Reproduce each record exactly.

** START OF Exercise material **

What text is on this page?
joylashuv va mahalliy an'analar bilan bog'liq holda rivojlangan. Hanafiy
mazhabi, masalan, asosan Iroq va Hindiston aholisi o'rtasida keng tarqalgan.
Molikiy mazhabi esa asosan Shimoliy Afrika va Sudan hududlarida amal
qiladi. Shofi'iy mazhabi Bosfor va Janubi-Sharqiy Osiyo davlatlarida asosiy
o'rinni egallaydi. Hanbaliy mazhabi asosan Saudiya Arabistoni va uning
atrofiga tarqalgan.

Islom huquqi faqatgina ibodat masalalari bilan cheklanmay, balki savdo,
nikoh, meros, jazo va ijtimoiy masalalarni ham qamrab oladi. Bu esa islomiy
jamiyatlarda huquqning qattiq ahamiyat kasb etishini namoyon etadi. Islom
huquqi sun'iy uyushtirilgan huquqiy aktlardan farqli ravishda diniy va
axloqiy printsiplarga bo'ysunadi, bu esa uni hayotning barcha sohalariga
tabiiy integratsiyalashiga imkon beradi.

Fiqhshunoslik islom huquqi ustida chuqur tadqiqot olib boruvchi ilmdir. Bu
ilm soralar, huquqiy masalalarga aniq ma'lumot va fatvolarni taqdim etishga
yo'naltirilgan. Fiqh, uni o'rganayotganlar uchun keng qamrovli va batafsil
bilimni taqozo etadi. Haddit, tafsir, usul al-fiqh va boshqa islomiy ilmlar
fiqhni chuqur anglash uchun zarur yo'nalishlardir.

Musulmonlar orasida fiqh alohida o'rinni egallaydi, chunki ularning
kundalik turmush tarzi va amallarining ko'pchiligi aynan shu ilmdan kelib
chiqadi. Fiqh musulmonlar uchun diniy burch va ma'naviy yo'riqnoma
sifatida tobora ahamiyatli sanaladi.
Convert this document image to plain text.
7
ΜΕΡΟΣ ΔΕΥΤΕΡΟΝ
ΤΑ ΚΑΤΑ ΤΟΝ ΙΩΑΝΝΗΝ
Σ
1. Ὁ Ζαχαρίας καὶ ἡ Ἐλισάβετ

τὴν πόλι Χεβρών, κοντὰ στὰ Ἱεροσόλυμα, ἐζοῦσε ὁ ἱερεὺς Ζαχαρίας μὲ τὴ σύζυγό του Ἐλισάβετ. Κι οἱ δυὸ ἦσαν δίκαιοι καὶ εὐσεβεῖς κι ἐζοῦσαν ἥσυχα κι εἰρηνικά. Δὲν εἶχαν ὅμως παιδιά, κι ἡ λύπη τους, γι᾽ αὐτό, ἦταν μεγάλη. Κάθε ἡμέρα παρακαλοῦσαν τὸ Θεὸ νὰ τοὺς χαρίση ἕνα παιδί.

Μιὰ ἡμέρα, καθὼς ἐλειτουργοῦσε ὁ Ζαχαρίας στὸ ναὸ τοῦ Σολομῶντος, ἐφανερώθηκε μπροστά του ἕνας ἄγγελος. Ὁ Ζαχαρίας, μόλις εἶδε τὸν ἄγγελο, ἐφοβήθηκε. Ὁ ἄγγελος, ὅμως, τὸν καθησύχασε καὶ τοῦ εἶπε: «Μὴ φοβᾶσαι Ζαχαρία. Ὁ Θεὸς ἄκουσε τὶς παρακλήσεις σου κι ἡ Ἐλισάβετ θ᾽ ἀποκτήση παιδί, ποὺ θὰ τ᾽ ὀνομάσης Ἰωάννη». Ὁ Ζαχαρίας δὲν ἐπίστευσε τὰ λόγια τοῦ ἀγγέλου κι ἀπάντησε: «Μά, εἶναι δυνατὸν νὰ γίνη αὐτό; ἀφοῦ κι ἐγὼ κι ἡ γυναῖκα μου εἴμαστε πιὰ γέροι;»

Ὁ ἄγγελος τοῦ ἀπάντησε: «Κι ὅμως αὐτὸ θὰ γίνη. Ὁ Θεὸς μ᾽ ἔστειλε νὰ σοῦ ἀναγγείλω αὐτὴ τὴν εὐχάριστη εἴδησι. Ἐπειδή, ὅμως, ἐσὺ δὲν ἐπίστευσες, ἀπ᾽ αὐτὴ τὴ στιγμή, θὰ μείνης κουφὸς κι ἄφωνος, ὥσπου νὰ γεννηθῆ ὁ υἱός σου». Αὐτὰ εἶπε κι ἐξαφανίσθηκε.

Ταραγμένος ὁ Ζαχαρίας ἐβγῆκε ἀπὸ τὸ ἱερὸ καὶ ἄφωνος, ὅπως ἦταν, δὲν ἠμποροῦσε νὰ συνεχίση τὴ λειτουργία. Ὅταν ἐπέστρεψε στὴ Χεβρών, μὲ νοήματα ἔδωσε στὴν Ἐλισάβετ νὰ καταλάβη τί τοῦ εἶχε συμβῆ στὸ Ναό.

** END OF Exercise material **

- _Answer to the problem_
What text is on this page?
joylashuv va mahalliy an'analar bilan bog'liq holda rivojlangan. Hanafiy
mazhabi, masalan, asosan Iroq va Hindiston aholisi o'rtasida keng tarqalgan.
Molikiy mazhabi esa asosan Shimoliy Afrika va Sudan hududlarida amal
qiladi. Shofi'iy mazhabi Bosfor va Janubi-Sharqiy Osiyo davlatlarida asosiy
o'rinni egallaydi. Hanbaliy mazhabi asosan Saudiya Arabistoni va uning
atrofiga tarqalgan.

Islom huquqi faqatgina ibodat masalalari bilan cheklanmay, balki savdo,
nikoh, meros, jazo va ijtimoiy masalalarni ham qamrab oladi. Bu esa islomiy
jamiyatlarda huquqning qattiq ahamiyat kasb etishini namoyon etadi. Islom
huquqi sun'iy uyushtirilgan huquqiy aktlardan farqli ravishda diniy va
axloqiy printsiplarga bo'ysunadi, bu esa uni hayotning barcha sohalariga
tabiiy integratsiyalashiga imkon beradi.

Fiqhshunoslik islom huquqi ustida chuqur tadqiqot olib boruvchi ilmdir. Bu
ilm soralar, huquqiy masalalarga aniq ma'lumot va fatvolarni taqdim etishga
yo'naltirilgan. Fiqh, uni o'rganayotganlar uchun keng qamrovli va batafsil
bilimni taqozo etadi. Haddit, tafsir, usul al-fiqh va boshqa islomiy ilmlar
fiqhni chuqur anglash uchun zarur yo'nalishlardir.

Musulmonlar orasida fiqh alohida o'rinni egallaydi, chunki ularning
kundalik turmush tarzi va amallarining ko'pchiligi aynan shu ilmdan kelib
chiqadi. Fiqh musulmonlar uchun diniy burch va ma'naviy yo'riqnoma
sifatida tobora ahamiyatli sanaladi.
Convert this document image to plain text.
7
ΜΕΡΟΣ ΔΕΥΤΕΡΟΝ
ΤΑ ΚΑΤΑ ΤΟΝ ΙΩΑΝΝΗΝ
Σ
1. Ὁ Ζαχαρίας καὶ ἡ Ἐλισάβετ

τὴν πόλι Χεβρών, κοντὰ στὰ Ἱεροσόλυμα, ἐζοῦσε ὁ ἱερεὺς Ζαχαρίας μὲ τὴ σύζυγό του Ἐλισάβετ. Κι οἱ δυὸ ἦσαν δίκαιοι καὶ εὐσεβεῖς κι ἐζοῦσαν ἥσυχα κι εἰρηνικά. Δὲν εἶχαν ὅμως παιδιά, κι ἡ λύπη τους, γι᾽ αὐτό, ἦταν μεγάλη. Κάθε ἡμέρα παρακαλοῦσαν τὸ Θεὸ νὰ τοὺς χαρίση ἕνα παιδί.

Μιὰ ἡμέρα, καθὼς ἐλειτουργοῦσε ὁ Ζαχαρίας στὸ ναὸ τοῦ Σολομῶντος, ἐφανερώθηκε μπροστά του ἕνας ἄγγελος. Ὁ Ζαχαρίας, μόλις εἶδε τὸν ἄγγελο, ἐφοβήθηκε. Ὁ ἄγγελος, ὅμως, τὸν καθησύχασε καὶ τοῦ εἶπε: «Μὴ φοβᾶσαι Ζαχαρία. Ὁ Θεὸς ἄκουσε τὶς παρακλήσεις σου κι ἡ Ἐλισάβετ θ᾽ ἀποκτήση παιδί, ποὺ θὰ τ᾽ ὀνομάσης Ἰωάννη». Ὁ Ζαχαρίας δὲν ἐπίστευσε τὰ λόγια τοῦ ἀγγέλου κι ἀπάντησε: «Μά, εἶναι δυνατὸν νὰ γίνη αὐτό; ἀφοῦ κι ἐγὼ κι ἡ γυναῖκα μου εἴμαστε πιὰ γέροι;»

Ὁ ἄγγελος τοῦ ἀπάντησε: «Κι ὅμως αὐτὸ θὰ γίνη. Ὁ Θεὸς μ᾽ ἔστειλε νὰ σοῦ ἀναγγείλω αὐτὴ τὴν εὐχάριστη εἴδησι. Ἐπειδή, ὅμως, ἐσὺ δὲν ἐπίστευσες, ἀπ᾽ αὐτὴ τὴ στιγμή, θὰ μείνης κουφὸς κι ἄφωνος, ὥσπου νὰ γεννηθῆ ὁ υἱός σου». Αὐτὰ εἶπε κι ἐξαφανίσθηκε.

Ταραγμένος ὁ Ζαχαρίας ἐβγῆκε ἀπὸ τὸ ἱερὸ καὶ ἄφωνος, ὅπως ἦταν, δὲν ἠμποροῦσε νὰ συνεχίση τὴ λειτουργία. Ὅταν ἐπέστρεψε στὴ Χεβρών, μὲ νοήματα ἔδωσε στὴν Ἐλισάβετ νὰ καταλάβη τί τοῦ εἶχε συμβῆ στὸ Ναό.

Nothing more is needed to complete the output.